**WRITTEN EXERCISE:** Every entry must be repeated exactly. Exclude all pictures.

**DATASET ENTRIES:**

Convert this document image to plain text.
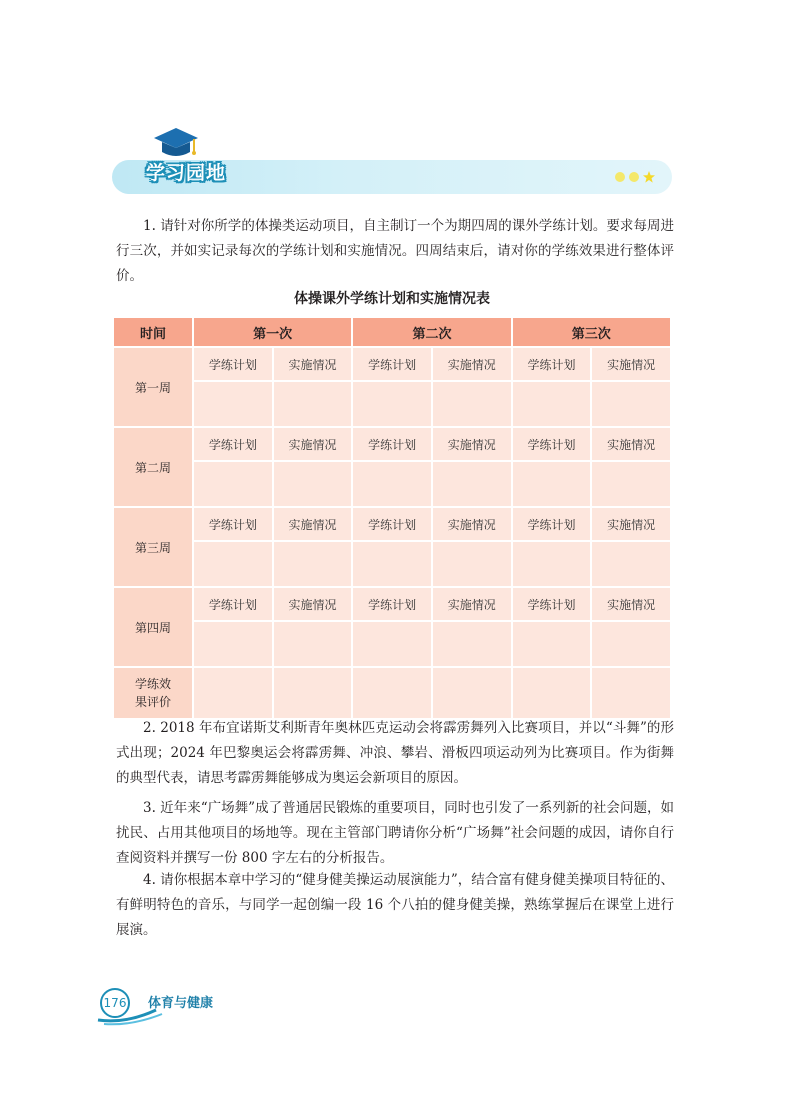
学习园地

1. 请针对你所学的体操类运动项目，自主制订一个为期四周的课外学练计划。要求每周进行三次，并如实记录每次的学练计划和实施情况。四周结束后，请对你的学练效果进行整体评价。

体操课外学练计划和实施情况表
时间	第一次		第二次		第三次	
第一周	学练计划	实施情况	学练计划	实施情况	学练计划	实施情况

第二周	学练计划	实施情况	学练计划	实施情况	学练计划	实施情况

第三周	学练计划	实施情况	学练计划	实施情况	学练计划	实施情况

第四周	学练计划	实施情况	学练计划	实施情况	学练计划	实施情况

学练效
果评价						

2. 2018 年布宜诺斯艾利斯青年奥林匹克运动会将霹雳舞列入比赛项目，并以“斗舞”的形式出现；2024 年巴黎奥运会将霹雳舞、冲浪、攀岩、滑板四项运动列为比赛项目。作为街舞的典型代表，请思考霹雳舞能够成为奥运会新项目的原因。

3. 近年来“广场舞”成了普通居民锻炼的重要项目，同时也引发了一系列新的社会问题，如扰民、占用其他项目的场地等。现在主管部门聘请你分析“广场舞”社会问题的成因，请你自行查阅资料并撰写一份 800 字左右的分析报告。

4. 请你根据本章中学习的“健身健美操运动展演能力”，结合富有健身健美操项目特征的、有鲜明特色的音乐，与同学一起创编一段 16 个八拍的健身健美操，熟练掌握后在课堂上进行展演。

176 体育与健康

**ANSWER FOR THIS EXERCISE:**
Convert this document image to plain text.
学习园地

1. 请针对你所学的体操类运动项目，自主制订一个为期四周的课外学练计划。要求每周进行三次，并如实记录每次的学练计划和实施情况。四周结束后，请对你的学练效果进行整体评价。

体操课外学练计划和实施情况表
时间	第一次		第二次		第三次	
第一周	学练计划	实施情况	学练计划	实施情况	学练计划	实施情况

第二周	学练计划	实施情况	学练计划	实施情况	学练计划	实施情况

第三周	学练计划	实施情况	学练计划	实施情况	学练计划	实施情况

第四周	学练计划	实施情况	学练计划	实施情况	学练计划	实施情况

学练效
果评价						

2. 2018 年布宜诺斯艾利斯青年奥林匹克运动会将霹雳舞列入比赛项目，并以“斗舞”的形式出现；2024 年巴黎奥运会将霹雳舞、冲浪、攀岩、滑板四项运动列为比赛项目。作为街舞的典型代表，请思考霹雳舞能够成为奥运会新项目的原因。

3. 近年来“广场舞”成了普通居民锻炼的重要项目，同时也引发了一系列新的社会问题，如扰民、占用其他项目的场地等。现在主管部门聘请你分析“广场舞”社会问题的成因，请你自行查阅资料并撰写一份 800 字左右的分析报告。

4. 请你根据本章中学习的“健身健美操运动展演能力”，结合富有健身健美操项目特征的、有鲜明特色的音乐，与同学一起创编一段 16 个八拍的健身健美操，熟练掌握后在课堂上进行展演。

176 体育与健康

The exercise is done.